━━━━━ RECORD EXTRACTS ━━━━━

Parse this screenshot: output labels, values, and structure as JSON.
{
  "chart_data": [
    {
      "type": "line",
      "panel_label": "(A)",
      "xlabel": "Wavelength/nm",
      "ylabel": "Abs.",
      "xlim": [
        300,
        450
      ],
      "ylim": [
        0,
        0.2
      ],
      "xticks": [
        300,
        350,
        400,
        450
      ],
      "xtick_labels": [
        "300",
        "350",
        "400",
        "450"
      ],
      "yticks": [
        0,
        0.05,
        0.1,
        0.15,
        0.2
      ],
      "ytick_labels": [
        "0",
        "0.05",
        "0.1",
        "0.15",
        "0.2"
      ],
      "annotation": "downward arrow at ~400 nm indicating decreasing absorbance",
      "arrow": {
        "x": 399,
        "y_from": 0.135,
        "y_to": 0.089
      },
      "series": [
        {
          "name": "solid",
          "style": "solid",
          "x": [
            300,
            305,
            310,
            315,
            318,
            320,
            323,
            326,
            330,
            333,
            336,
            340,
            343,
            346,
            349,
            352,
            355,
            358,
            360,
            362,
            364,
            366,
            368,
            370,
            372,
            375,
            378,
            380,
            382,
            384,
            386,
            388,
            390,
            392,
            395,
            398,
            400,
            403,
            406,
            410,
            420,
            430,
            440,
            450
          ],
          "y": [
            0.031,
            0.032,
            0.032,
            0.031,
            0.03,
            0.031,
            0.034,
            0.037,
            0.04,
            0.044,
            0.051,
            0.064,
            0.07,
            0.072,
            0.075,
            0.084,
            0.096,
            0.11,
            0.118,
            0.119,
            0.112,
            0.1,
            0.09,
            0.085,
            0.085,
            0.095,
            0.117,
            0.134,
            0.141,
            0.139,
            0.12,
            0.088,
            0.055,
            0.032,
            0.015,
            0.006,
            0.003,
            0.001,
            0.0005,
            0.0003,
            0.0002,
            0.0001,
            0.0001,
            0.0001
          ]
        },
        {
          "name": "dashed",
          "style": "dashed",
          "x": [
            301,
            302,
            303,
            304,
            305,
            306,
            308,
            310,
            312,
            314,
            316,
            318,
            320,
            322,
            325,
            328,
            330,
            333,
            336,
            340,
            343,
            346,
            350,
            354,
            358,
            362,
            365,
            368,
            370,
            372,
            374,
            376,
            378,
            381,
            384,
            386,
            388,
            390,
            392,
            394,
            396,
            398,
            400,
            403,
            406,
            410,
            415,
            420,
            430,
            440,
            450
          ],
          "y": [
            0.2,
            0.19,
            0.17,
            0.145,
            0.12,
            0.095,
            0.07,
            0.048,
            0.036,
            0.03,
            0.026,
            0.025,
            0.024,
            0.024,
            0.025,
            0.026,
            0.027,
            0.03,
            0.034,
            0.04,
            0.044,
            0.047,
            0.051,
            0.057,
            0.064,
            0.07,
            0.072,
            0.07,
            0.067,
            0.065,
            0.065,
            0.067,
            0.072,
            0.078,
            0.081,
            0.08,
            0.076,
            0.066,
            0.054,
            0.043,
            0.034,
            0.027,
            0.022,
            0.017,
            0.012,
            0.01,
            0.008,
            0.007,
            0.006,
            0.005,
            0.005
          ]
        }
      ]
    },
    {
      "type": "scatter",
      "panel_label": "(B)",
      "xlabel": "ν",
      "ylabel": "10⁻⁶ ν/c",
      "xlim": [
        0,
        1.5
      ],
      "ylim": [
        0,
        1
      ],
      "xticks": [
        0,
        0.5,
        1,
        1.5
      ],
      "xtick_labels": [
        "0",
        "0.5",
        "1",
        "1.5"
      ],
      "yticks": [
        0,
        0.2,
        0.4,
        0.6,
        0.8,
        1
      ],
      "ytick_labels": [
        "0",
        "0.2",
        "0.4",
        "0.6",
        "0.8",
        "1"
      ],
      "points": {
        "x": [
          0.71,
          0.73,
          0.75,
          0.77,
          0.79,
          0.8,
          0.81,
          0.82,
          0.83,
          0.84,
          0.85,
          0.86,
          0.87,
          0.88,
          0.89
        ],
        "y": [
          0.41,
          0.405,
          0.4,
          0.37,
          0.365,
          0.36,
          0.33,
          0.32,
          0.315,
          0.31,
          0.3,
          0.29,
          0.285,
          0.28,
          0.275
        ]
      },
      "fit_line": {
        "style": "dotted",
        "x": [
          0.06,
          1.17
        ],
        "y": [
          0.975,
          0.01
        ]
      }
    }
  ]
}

━━━━━

Please set down the whole listing above without altering a single line.

Parse this screenshot: output labels, values, and structure as JSON.
{
  "chart_data": [
    {
      "type": "line",
      "panel_label": "(A)",
      "xlabel": "Wavelength/nm",
      "ylabel": "Abs.",
      "xlim": [
        300,
        450
      ],
      "ylim": [
        0,
        0.2
      ],
      "xticks": [
        300,
        350,
        400,
        450
      ],
      "xtick_labels": [
        "300",
        "350",
        "400",
        "450"
      ],
      "yticks": [
        0,
        0.05,
        0.1,
        0.15,
        0.2
      ],
      "ytick_labels": [
        "0",
        "0.05",
        "0.1",
        "0.15",
        "0.2"
      ],
      "annotation": "downward arrow at ~400 nm indicating decreasing absorbance",
      "arrow": {
        "x": 399,
        "y_from": 0.135,
        "y_to": 0.089
      },
      "series": [
        {
          "name": "solid",
          "style": "solid",
          "x": [
            300,
            305,
            310,
            315,
            318,
            320,
            323,
            326,
            330,
            333,
            336,
            340,
            343,
            346,
            349,
            352,
            355,
            358,
            360,
            362,
            364,
            366,
            368,
            370,
            372,
            375,
            378,
            380,
            382,
            384,
            386,
            388,
            390,
            392,
            395,
            398,
            400,
            403,
            406,
            410,
            420,
            430,
            440,
            450
          ],
          "y": [
            0.031,
            0.032,
            0.032,
            0.031,
            0.03,
            0.031,
            0.034,
            0.037,
            0.04,
            0.044,
            0.051,
            0.064,
            0.07,
            0.072,
            0.075,
            0.084,
            0.096,
            0.11,
            0.118,
            0.119,
            0.112,
            0.1,
            0.09,
            0.085,
            0.085,
            0.095,
            0.117,
            0.134,
            0.141,
            0.139,
            0.12,
            0.088,
            0.055,
            0.032,
            0.015,
            0.006,
            0.003,
            0.001,
            0.0005,
            0.0003,
            0.0002,
            0.0001,
            0.0001,
            0.0001
          ]
        },
        {
          "name": "dashed",
          "style": "dashed",
          "x": [
            301,
            302,
            303,
            304,
            305,
            306,
            308,
            310,
            312,
            314,
            316,
            318,
            320,
            322,
            325,
            328,
            330,
            333,
            336,
            340,
            343,
            346,
            350,
            354,
            358,
            362,
            365,
            368,
            370,
            372,
            374,
            376,
            378,
            381,
            384,
            386,
            388,
            390,
            392,
            394,
            396,
            398,
            400,
            403,
            406,
            410,
            415,
            420,
            430,
            440,
            450
          ],
          "y": [
            0.2,
            0.19,
            0.17,
            0.145,
            0.12,
            0.095,
            0.07,
            0.048,
            0.036,
            0.03,
            0.026,
            0.025,
            0.024,
            0.024,
            0.025,
            0.026,
            0.027,
            0.03,
            0.034,
            0.04,
            0.044,
            0.047,
            0.051,
            0.057,
            0.064,
            0.07,
            0.072,
            0.07,
            0.067,
            0.065,
            0.065,
            0.067,
            0.072,
            0.078,
            0.081,
            0.08,
            0.076,
            0.066,
            0.054,
            0.043,
            0.034,
            0.027,
            0.022,
            0.017,
            0.012,
            0.01,
            0.008,
            0.007,
            0.006,
            0.005,
            0.005
          ]
        }
      ]
    },
    {
      "type": "scatter",
      "panel_label": "(B)",
      "xlabel": "ν",
      "ylabel": "10⁻⁶ ν/c",
      "xlim": [
        0,
        1.5
      ],
      "ylim": [
        0,
        1
      ],
      "xticks": [
        0,
        0.5,
        1,
        1.5
      ],
      "xtick_labels": [
        "0",
        "0.5",
        "1",
        "1.5"
      ],
      "yticks": [
        0,
        0.2,
        0.4,
        0.6,
        0.8,
        1
      ],
      "ytick_labels": [
        "0",
        "0.2",
        "0.4",
        "0.6",
        "0.8",
        "1"
      ],
      "points": {
        "x": [
          0.71,
          0.73,
          0.75,
          0.77,
          0.79,
          0.8,
          0.81,
          0.82,
          0.83,
          0.84,
          0.85,
          0.86,
          0.87,
          0.88,
          0.89
        ],
        "y": [
          0.41,
          0.405,
          0.4,
          0.37,
          0.365,
          0.36,
          0.33,
          0.32,
          0.315,
          0.31,
          0.3,
          0.29,
          0.285,
          0.28,
          0.275
        ]
      },
      "fit_line": {
        "style": "dotted",
        "x": [
          0.06,
          1.17
        ],
        "y": [
          0.975,
          0.01
        ]
      }
    }
  ]
}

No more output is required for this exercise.